(Saved entries)

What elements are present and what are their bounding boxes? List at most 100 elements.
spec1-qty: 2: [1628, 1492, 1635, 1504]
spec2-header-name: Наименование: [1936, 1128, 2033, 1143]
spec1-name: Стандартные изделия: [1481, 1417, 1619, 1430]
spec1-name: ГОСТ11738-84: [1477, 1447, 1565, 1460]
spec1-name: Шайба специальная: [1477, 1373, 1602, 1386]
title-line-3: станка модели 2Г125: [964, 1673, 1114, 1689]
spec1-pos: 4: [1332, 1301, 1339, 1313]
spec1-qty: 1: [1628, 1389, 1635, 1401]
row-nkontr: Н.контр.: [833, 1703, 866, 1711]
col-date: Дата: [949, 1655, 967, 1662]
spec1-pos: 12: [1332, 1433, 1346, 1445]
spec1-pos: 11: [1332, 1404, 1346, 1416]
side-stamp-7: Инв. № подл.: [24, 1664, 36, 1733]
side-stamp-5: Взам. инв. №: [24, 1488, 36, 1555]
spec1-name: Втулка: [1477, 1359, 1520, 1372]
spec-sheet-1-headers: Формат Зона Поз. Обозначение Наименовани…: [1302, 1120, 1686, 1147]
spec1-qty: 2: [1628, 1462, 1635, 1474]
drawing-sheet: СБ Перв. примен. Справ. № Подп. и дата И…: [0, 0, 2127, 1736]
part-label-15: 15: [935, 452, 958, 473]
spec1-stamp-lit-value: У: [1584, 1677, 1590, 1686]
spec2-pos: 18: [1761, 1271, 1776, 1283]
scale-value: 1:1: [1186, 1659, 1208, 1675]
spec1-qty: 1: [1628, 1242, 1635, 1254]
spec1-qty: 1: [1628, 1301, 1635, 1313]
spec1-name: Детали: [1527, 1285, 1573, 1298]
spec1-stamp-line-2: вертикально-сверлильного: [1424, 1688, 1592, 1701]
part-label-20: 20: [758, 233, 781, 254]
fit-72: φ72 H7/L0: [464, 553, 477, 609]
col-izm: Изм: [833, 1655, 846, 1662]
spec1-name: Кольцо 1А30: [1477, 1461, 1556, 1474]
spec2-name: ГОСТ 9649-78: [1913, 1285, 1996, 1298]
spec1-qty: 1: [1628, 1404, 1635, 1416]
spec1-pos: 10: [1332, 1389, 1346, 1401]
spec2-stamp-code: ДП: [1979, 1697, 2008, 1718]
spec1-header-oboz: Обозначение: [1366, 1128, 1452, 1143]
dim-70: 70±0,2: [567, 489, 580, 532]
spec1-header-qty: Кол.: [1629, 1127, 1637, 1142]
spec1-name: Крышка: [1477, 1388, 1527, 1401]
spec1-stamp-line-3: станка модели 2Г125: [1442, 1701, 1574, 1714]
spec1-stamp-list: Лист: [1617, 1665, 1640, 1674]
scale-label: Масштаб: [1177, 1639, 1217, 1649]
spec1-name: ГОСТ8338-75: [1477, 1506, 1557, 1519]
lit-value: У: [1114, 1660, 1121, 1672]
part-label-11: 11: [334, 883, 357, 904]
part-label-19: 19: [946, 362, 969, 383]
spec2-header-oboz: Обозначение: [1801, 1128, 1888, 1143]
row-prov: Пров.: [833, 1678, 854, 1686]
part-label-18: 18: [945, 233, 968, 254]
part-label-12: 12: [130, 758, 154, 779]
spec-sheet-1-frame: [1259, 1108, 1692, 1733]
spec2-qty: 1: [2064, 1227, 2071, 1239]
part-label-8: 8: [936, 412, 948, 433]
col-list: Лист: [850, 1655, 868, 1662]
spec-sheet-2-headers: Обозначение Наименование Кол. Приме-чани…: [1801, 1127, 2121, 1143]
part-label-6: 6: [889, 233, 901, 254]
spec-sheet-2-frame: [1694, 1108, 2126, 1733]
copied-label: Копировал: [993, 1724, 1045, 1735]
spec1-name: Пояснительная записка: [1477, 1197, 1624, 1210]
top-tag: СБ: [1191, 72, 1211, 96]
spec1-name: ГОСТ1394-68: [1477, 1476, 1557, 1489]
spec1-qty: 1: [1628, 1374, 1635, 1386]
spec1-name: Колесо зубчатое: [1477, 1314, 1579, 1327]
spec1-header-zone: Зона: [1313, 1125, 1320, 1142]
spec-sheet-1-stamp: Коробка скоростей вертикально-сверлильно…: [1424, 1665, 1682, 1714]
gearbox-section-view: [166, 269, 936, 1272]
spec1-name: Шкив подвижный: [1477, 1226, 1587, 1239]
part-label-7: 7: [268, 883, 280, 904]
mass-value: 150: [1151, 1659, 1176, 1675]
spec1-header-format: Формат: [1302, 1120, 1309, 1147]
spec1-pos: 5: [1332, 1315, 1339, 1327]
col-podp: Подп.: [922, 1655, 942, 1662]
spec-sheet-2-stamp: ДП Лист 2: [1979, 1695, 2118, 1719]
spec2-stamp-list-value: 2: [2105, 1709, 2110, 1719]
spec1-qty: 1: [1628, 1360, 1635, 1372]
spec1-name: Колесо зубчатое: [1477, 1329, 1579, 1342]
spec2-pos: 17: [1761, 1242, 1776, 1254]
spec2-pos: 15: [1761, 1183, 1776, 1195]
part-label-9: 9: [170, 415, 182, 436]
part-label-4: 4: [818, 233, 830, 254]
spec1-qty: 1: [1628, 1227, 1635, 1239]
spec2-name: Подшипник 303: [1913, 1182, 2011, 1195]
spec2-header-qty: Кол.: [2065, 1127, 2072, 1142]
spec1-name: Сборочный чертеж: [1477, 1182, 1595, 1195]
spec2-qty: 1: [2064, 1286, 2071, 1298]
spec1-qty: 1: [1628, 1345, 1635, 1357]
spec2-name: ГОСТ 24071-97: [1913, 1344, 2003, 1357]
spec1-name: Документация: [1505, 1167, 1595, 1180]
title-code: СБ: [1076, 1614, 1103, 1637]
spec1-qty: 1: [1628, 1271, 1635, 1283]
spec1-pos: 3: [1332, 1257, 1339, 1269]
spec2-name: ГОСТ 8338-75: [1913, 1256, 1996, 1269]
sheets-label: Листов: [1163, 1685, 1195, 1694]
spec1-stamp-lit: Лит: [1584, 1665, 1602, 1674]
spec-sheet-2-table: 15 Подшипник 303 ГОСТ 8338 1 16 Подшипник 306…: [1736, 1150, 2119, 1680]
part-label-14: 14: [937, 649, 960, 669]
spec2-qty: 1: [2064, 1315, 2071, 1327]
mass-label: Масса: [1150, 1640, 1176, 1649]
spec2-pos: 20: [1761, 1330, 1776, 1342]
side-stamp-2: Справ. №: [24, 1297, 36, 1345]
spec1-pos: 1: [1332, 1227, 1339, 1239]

→ Stated exercise
Copy word for word every line of the records, from the first one through the line that contains "spec1-qty: 2: [1628, 1462, 1635, 1474]", including that line.

→ The completed task
What elements are present and what are their bounding boxes? List at most 100 elements.
spec1-qty: 2: [1628, 1492, 1635, 1504]
spec2-header-name: Наименование: [1936, 1128, 2033, 1143]
spec1-name: Стандартные изделия: [1481, 1417, 1619, 1430]
spec1-name: ГОСТ11738-84: [1477, 1447, 1565, 1460]
spec1-name: Шайба специальная: [1477, 1373, 1602, 1386]
title-line-3: станка модели 2Г125: [964, 1673, 1114, 1689]
spec1-pos: 4: [1332, 1301, 1339, 1313]
spec1-qty: 1: [1628, 1389, 1635, 1401]
row-nkontr: Н.контр.: [833, 1703, 866, 1711]
col-date: Дата: [949, 1655, 967, 1662]
spec1-pos: 12: [1332, 1433, 1346, 1445]
spec1-pos: 11: [1332, 1404, 1346, 1416]
side-stamp-7: Инв. № подл.: [24, 1664, 36, 1733]
side-stamp-5: Взам. инв. №: [24, 1488, 36, 1555]
spec1-name: Втулка: [1477, 1359, 1520, 1372]
spec-sheet-1-headers: Формат Зона Поз. Обозначение Наименовани…: [1302, 1120, 1686, 1147]
spec1-qty: 2: [1628, 1462, 1635, 1474]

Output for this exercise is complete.